__Task brief__
Rewrite the listing from the line with "Text: Q–value: Q–value (14, 79, 64, 92)" to the line with "Text: Q–value: Q–value (14, 217, 64, 230)", swapping "daughter nuclide" for "product nuclide" and leaving everything else unchanged. Give only those lines.

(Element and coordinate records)
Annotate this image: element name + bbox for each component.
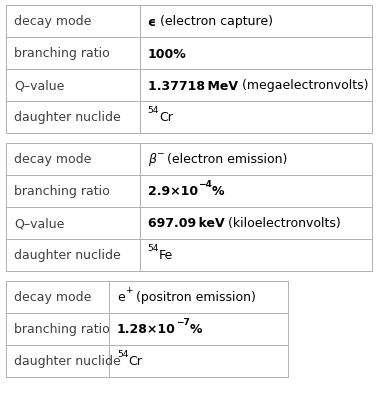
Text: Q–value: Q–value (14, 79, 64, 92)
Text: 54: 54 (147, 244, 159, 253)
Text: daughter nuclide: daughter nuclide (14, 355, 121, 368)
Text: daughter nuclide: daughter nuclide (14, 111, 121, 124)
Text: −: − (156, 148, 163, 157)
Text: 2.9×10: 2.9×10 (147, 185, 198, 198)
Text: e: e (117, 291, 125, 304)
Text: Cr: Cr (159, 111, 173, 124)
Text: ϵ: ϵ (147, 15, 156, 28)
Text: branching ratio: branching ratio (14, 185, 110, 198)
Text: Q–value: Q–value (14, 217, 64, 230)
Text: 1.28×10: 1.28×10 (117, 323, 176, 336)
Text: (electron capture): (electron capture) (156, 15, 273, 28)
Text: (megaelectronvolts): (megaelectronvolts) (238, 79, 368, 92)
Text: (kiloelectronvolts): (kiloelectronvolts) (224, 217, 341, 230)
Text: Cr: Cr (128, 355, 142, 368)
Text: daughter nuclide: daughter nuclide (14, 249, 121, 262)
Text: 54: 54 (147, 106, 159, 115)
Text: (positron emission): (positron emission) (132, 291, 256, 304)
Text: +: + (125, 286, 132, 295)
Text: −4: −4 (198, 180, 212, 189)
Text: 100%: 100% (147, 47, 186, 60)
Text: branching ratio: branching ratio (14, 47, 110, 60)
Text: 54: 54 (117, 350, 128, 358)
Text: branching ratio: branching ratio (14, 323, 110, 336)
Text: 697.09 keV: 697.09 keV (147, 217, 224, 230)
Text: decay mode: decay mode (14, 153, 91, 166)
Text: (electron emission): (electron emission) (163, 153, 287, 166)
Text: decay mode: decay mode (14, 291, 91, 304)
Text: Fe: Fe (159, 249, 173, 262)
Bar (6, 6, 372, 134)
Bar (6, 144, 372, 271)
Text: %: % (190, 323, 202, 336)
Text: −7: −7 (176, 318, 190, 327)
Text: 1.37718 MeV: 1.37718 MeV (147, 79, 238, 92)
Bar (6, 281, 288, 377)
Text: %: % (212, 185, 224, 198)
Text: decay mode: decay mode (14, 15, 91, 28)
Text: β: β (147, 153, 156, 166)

...

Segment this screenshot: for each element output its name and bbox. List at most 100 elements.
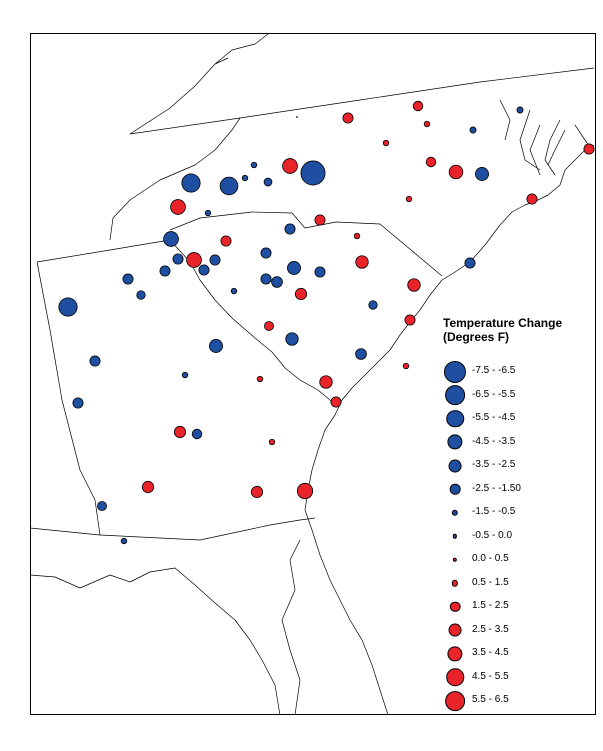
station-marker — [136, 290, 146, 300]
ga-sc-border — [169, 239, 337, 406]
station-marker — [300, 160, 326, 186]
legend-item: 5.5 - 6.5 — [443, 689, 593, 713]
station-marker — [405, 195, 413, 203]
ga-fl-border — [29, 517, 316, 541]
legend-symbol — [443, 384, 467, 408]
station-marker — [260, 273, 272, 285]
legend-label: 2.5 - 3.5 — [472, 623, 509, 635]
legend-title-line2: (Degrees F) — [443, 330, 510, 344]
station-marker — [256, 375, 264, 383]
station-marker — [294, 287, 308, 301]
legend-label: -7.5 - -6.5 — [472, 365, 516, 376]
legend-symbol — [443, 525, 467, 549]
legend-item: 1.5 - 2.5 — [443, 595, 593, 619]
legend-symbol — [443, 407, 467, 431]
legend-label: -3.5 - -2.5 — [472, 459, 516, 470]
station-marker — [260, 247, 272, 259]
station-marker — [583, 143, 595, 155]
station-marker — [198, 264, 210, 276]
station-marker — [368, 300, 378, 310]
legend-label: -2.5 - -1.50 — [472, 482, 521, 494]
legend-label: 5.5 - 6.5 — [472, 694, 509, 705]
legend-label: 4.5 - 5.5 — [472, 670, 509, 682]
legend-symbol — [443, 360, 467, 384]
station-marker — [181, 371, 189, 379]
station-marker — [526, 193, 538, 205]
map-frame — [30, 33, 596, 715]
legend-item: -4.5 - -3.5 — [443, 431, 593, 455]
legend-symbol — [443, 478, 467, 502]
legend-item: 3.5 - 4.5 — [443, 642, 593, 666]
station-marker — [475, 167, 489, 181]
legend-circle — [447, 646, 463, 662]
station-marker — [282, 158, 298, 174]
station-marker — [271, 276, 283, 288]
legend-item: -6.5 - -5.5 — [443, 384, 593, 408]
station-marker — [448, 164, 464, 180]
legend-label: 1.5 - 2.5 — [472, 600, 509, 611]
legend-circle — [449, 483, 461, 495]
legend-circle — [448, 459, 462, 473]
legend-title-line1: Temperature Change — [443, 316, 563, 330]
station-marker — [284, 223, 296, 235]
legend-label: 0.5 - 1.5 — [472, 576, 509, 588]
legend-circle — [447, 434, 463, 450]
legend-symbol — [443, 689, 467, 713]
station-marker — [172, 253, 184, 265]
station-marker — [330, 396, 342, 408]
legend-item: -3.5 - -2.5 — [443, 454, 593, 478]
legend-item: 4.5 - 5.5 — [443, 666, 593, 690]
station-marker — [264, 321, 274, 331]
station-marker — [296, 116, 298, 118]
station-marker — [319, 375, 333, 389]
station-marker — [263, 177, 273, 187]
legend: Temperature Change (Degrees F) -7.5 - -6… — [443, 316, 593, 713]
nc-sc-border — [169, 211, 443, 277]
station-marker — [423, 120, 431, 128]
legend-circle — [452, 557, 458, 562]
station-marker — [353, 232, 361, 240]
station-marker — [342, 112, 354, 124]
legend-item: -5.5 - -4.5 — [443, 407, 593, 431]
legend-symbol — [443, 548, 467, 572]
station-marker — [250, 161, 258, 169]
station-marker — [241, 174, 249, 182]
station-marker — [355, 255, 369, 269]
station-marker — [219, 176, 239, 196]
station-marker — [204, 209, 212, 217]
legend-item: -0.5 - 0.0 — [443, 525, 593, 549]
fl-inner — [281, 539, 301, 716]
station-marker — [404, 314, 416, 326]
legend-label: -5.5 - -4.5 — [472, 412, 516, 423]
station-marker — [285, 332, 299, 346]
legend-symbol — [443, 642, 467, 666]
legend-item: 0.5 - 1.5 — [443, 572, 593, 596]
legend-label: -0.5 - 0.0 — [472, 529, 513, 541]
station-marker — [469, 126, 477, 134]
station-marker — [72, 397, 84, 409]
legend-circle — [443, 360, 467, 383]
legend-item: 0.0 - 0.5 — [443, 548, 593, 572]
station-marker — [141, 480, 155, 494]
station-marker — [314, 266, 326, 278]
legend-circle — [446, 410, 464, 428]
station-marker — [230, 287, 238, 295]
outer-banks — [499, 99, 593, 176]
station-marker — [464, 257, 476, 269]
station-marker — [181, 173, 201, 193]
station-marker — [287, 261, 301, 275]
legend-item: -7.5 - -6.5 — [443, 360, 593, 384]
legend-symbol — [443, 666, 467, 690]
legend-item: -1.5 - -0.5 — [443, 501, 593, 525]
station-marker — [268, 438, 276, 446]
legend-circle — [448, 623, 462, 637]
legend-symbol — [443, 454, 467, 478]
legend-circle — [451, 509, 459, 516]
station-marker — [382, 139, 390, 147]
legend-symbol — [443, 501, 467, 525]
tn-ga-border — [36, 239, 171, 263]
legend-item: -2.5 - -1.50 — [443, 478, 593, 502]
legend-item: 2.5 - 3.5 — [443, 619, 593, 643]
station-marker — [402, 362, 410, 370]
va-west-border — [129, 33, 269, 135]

__Full solution__
Text: Q–value: Q–value (14, 79, 64, 92)
Text: 54: 54 (147, 244, 159, 253)
Text: product nuclide: product nuclide (14, 355, 121, 368)
Text: product nuclide: product nuclide (14, 111, 121, 124)
Text: −: − (156, 148, 163, 157)
Text: 2.9×10: 2.9×10 (147, 185, 198, 198)
Text: e: e (117, 291, 125, 304)
Text: Cr: Cr (159, 111, 173, 124)
Text: ϵ: ϵ (147, 15, 156, 28)
Text: branching ratio: branching ratio (14, 185, 110, 198)
Text: Q–value: Q–value (14, 217, 64, 230)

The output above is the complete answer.